-- begin --
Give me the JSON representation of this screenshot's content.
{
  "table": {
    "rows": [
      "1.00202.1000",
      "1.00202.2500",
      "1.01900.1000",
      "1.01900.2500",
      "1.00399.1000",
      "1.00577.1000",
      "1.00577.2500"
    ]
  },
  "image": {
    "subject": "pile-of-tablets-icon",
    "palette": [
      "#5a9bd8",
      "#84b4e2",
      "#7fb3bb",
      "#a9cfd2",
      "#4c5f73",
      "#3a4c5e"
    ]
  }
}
-- end --
-- begin --
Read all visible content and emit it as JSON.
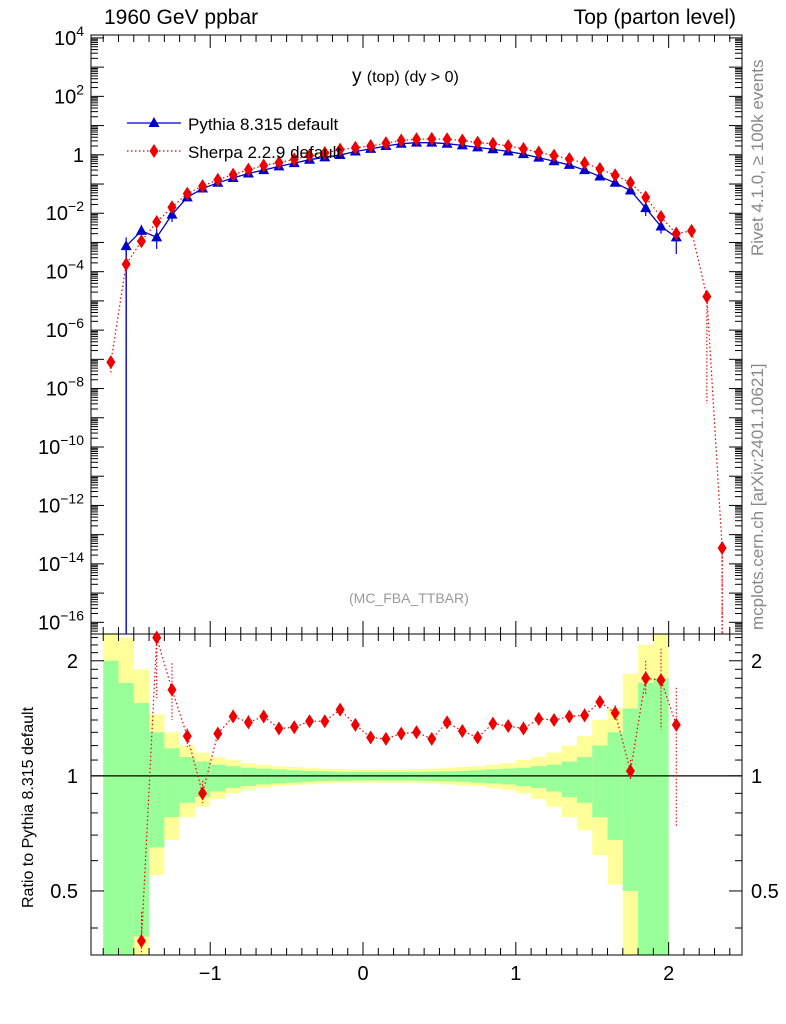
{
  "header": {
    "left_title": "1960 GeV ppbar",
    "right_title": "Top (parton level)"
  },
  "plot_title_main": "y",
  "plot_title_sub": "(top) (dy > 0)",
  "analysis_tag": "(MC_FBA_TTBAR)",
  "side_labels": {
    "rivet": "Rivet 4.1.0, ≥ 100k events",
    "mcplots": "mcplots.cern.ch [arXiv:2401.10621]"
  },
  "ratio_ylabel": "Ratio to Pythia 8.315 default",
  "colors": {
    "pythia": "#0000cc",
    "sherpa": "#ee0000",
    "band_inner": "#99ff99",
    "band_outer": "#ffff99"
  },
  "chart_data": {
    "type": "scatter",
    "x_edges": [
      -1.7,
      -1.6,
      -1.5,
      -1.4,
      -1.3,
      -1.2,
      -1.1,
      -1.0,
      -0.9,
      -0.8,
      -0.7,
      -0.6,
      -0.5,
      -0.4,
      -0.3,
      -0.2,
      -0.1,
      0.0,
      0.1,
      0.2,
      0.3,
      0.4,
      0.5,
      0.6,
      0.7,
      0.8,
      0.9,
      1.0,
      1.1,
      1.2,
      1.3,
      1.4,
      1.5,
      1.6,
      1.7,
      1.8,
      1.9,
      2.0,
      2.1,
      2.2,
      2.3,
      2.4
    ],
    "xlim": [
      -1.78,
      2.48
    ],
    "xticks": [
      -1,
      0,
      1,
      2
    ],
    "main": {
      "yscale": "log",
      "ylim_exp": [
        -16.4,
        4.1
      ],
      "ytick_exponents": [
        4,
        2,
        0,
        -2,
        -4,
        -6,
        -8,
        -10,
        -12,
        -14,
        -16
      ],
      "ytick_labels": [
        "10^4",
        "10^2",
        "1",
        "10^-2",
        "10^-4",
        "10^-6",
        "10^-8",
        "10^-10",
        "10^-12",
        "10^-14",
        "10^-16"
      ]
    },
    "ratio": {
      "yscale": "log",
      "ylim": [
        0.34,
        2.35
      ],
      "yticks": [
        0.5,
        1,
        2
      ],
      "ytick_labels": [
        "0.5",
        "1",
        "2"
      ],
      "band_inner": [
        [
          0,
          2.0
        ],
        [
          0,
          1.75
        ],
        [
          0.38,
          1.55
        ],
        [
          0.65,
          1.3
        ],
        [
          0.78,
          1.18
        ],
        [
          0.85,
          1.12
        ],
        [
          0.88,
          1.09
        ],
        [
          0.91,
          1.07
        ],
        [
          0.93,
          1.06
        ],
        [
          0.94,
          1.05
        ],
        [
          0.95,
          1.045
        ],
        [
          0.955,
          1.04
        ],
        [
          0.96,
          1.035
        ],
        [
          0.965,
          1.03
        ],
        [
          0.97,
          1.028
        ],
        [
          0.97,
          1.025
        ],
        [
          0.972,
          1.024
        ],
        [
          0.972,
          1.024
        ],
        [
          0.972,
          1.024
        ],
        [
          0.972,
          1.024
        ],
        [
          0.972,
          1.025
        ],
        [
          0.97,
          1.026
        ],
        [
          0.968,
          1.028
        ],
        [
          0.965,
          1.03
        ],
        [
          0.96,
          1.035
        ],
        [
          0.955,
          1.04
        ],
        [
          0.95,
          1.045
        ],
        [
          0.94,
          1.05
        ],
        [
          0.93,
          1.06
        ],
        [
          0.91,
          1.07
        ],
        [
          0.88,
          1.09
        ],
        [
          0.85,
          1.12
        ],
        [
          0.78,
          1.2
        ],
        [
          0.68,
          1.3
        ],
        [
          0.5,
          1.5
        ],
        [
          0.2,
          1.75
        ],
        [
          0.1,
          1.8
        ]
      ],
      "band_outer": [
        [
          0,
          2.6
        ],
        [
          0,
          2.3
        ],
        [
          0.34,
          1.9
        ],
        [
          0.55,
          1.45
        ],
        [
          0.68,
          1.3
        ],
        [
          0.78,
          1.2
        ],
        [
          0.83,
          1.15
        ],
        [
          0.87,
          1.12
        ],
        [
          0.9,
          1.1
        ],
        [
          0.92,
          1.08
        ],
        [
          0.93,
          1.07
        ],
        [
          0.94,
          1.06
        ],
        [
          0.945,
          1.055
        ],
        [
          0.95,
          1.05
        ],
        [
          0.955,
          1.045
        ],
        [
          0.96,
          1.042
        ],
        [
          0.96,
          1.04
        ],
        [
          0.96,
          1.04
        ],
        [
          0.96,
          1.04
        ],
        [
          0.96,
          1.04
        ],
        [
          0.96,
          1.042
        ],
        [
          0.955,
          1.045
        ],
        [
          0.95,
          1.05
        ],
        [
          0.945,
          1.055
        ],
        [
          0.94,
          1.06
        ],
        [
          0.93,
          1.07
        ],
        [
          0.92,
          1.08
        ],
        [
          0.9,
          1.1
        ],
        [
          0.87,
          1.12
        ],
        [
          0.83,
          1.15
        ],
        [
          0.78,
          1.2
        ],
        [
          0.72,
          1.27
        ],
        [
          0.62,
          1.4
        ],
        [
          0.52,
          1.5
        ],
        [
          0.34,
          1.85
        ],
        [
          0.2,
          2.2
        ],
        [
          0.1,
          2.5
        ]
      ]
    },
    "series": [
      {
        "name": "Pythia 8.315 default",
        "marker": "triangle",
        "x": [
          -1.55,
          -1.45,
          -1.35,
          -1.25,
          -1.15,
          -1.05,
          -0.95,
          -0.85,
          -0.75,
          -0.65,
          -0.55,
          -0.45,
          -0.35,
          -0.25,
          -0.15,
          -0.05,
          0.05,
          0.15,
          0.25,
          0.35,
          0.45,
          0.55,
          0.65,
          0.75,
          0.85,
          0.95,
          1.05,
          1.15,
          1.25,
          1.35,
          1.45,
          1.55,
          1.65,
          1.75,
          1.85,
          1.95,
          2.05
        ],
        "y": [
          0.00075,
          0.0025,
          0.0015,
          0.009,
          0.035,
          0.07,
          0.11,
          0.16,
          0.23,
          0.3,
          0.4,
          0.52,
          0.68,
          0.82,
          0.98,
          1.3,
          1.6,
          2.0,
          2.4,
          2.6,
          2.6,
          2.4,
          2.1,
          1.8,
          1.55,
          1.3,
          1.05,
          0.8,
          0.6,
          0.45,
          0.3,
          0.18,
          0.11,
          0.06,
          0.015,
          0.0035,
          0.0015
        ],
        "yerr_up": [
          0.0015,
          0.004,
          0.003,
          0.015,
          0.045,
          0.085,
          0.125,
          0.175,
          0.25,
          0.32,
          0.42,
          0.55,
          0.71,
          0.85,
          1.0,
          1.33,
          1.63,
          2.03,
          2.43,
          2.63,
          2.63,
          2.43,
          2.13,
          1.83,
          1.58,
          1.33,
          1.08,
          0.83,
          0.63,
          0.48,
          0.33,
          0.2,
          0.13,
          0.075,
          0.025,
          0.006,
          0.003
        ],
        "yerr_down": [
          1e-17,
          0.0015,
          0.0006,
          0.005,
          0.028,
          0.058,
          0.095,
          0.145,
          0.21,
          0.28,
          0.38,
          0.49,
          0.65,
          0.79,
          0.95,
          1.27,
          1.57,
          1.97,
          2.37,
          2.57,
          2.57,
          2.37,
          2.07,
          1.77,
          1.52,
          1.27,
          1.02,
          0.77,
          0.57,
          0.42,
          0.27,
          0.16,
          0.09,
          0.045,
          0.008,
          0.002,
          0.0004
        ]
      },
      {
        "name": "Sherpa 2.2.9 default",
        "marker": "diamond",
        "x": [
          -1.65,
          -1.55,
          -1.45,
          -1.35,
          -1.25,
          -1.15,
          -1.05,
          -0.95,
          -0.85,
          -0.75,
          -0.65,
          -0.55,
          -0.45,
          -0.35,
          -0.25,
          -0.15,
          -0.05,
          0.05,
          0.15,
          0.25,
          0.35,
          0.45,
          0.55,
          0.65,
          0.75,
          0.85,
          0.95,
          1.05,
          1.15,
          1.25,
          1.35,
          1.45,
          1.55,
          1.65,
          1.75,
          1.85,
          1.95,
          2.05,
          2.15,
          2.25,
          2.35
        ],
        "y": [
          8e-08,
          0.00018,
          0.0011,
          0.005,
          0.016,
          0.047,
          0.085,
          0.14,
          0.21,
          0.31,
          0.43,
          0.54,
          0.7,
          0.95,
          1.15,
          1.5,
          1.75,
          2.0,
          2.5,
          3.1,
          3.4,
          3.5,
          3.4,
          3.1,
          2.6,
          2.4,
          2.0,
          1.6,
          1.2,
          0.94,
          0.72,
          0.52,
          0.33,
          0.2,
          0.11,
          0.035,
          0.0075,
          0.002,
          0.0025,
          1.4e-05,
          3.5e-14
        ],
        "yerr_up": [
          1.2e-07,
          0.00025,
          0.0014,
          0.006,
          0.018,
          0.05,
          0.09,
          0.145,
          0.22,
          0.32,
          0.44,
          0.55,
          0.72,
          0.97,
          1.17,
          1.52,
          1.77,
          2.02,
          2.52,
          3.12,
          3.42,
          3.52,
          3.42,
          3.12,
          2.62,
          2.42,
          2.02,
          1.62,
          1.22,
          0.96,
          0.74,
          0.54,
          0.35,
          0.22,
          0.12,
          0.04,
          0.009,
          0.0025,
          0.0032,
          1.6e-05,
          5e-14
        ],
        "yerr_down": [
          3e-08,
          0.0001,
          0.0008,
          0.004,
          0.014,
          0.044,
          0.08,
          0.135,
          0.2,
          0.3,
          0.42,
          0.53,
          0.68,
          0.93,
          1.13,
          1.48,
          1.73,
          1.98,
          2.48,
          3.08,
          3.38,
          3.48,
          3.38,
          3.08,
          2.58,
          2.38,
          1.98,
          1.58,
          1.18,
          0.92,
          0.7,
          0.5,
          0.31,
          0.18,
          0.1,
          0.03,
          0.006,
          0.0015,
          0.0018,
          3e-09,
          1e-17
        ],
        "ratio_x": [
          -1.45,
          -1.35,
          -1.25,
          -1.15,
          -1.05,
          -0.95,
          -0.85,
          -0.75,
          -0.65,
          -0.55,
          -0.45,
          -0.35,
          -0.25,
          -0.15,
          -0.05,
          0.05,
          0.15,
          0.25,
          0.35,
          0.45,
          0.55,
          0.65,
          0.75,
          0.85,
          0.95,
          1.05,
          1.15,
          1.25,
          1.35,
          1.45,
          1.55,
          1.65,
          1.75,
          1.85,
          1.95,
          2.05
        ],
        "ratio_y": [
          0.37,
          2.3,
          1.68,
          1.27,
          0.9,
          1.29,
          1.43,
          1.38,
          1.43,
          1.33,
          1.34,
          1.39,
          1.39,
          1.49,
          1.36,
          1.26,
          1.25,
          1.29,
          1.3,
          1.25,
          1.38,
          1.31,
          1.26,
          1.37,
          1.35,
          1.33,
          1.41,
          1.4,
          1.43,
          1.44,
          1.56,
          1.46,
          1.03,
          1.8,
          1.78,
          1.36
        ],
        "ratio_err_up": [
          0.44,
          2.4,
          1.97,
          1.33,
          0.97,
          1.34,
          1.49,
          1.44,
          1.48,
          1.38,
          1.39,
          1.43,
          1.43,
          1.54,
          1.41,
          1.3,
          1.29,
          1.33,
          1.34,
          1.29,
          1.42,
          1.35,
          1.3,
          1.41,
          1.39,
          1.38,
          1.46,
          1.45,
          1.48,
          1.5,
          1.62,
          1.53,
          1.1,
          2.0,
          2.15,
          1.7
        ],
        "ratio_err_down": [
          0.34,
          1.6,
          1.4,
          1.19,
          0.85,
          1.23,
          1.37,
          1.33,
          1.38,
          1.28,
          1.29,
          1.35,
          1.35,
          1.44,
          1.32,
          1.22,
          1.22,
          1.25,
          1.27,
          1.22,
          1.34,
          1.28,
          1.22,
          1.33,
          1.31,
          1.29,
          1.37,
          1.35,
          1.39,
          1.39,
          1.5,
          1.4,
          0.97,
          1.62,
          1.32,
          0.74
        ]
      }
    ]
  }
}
-- end --
# [Exercise]
Go through the records. Copy each line where "JSON" appears.

# [Solved exercise]
Give me the JSON representation of this screenshot's content.
Read all visible content and emit it as JSON.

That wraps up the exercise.